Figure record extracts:
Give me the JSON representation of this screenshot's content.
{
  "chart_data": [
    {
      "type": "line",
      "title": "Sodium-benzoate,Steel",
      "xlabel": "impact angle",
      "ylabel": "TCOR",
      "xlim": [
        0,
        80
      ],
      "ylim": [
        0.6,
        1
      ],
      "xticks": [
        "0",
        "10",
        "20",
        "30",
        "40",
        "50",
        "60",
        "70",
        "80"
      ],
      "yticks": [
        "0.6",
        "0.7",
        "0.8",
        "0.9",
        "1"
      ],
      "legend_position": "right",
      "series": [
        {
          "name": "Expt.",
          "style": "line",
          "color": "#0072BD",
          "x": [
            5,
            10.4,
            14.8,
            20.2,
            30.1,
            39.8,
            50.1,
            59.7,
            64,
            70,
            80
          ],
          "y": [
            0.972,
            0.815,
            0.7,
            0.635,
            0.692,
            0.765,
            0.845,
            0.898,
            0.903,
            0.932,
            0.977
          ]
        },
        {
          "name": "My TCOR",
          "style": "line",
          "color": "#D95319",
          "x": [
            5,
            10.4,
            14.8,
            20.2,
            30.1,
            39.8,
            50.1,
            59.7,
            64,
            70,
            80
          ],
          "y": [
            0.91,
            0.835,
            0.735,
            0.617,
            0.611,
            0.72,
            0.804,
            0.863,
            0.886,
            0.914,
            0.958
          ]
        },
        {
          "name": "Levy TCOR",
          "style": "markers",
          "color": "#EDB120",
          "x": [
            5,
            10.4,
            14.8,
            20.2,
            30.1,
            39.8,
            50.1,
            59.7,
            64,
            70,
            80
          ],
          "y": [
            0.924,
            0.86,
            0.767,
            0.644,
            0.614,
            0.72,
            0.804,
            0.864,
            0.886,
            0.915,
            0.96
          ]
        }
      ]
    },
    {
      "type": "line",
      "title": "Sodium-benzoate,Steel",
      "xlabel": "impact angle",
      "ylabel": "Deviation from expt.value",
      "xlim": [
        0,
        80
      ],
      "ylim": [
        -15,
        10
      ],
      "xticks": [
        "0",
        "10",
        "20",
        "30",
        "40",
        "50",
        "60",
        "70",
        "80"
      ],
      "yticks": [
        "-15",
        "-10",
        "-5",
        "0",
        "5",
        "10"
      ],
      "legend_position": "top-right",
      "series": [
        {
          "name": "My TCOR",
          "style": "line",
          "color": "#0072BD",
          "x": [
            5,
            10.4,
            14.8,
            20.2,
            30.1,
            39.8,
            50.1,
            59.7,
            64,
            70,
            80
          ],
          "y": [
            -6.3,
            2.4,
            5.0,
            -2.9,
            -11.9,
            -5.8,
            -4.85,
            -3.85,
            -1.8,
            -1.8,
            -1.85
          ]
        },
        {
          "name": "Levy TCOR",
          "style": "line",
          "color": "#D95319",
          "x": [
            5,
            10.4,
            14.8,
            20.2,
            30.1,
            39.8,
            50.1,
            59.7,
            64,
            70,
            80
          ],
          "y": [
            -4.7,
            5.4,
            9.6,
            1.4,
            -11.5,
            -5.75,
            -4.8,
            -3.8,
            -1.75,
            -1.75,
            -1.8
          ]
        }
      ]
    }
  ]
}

EXERCISE AIM »
Print every record exactly as it was given.

WORKED SOLUTION »
Give me the JSON representation of this screenshot's content.
{
  "chart_data": [
    {
      "type": "line",
      "title": "Sodium-benzoate,Steel",
      "xlabel": "impact angle",
      "ylabel": "TCOR",
      "xlim": [
        0,
        80
      ],
      "ylim": [
        0.6,
        1
      ],
      "xticks": [
        "0",
        "10",
        "20",
        "30",
        "40",
        "50",
        "60",
        "70",
        "80"
      ],
      "yticks": [
        "0.6",
        "0.7",
        "0.8",
        "0.9",
        "1"
      ],
      "legend_position": "right",
      "series": [
        {
          "name": "Expt.",
          "style": "line",
          "color": "#0072BD",
          "x": [
            5,
            10.4,
            14.8,
            20.2,
            30.1,
            39.8,
            50.1,
            59.7,
            64,
            70,
            80
          ],
          "y": [
            0.972,
            0.815,
            0.7,
            0.635,
            0.692,
            0.765,
            0.845,
            0.898,
            0.903,
            0.932,
            0.977
          ]
        },
        {
          "name": "My TCOR",
          "style": "line",
          "color": "#D95319",
          "x": [
            5,
            10.4,
            14.8,
            20.2,
            30.1,
            39.8,
            50.1,
            59.7,
            64,
            70,
            80
          ],
          "y": [
            0.91,
            0.835,
            0.735,
            0.617,
            0.611,
            0.72,
            0.804,
            0.863,
            0.886,
            0.914,
            0.958
          ]
        },
        {
          "name": "Levy TCOR",
          "style": "markers",
          "color": "#EDB120",
          "x": [
            5,
            10.4,
            14.8,
            20.2,
            30.1,
            39.8,
            50.1,
            59.7,
            64,
            70,
            80
          ],
          "y": [
            0.924,
            0.86,
            0.767,
            0.644,
            0.614,
            0.72,
            0.804,
            0.864,
            0.886,
            0.915,
            0.96
          ]
        }
      ]
    },
    {
      "type": "line",
      "title": "Sodium-benzoate,Steel",
      "xlabel": "impact angle",
      "ylabel": "Deviation from expt.value",
      "xlim": [
        0,
        80
      ],
      "ylim": [
        -15,
        10
      ],
      "xticks": [
        "0",
        "10",
        "20",
        "30",
        "40",
        "50",
        "60",
        "70",
        "80"
      ],
      "yticks": [
        "-15",
        "-10",
        "-5",
        "0",
        "5",
        "10"
      ],
      "legend_position": "top-right",
      "series": [
        {
          "name": "My TCOR",
          "style": "line",
          "color": "#0072BD",
          "x": [
            5,
            10.4,
            14.8,
            20.2,
            30.1,
            39.8,
            50.1,
            59.7,
            64,
            70,
            80
          ],
          "y": [
            -6.3,
            2.4,
            5.0,
            -2.9,
            -11.9,
            -5.8,
            -4.85,
            -3.85,
            -1.8,
            -1.8,
            -1.85
          ]
        },
        {
          "name": "Levy TCOR",
          "style": "line",
          "color": "#D95319",
          "x": [
            5,
            10.4,
            14.8,
            20.2,
            30.1,
            39.8,
            50.1,
            59.7,
            64,
            70,
            80
          ],
          "y": [
            -4.7,
            5.4,
            9.6,
            1.4,
            -11.5,
            -5.75,
            -4.8,
            -3.8,
            -1.75,
            -1.75,
            -1.8
          ]
        }
      ]
    }
  ]
}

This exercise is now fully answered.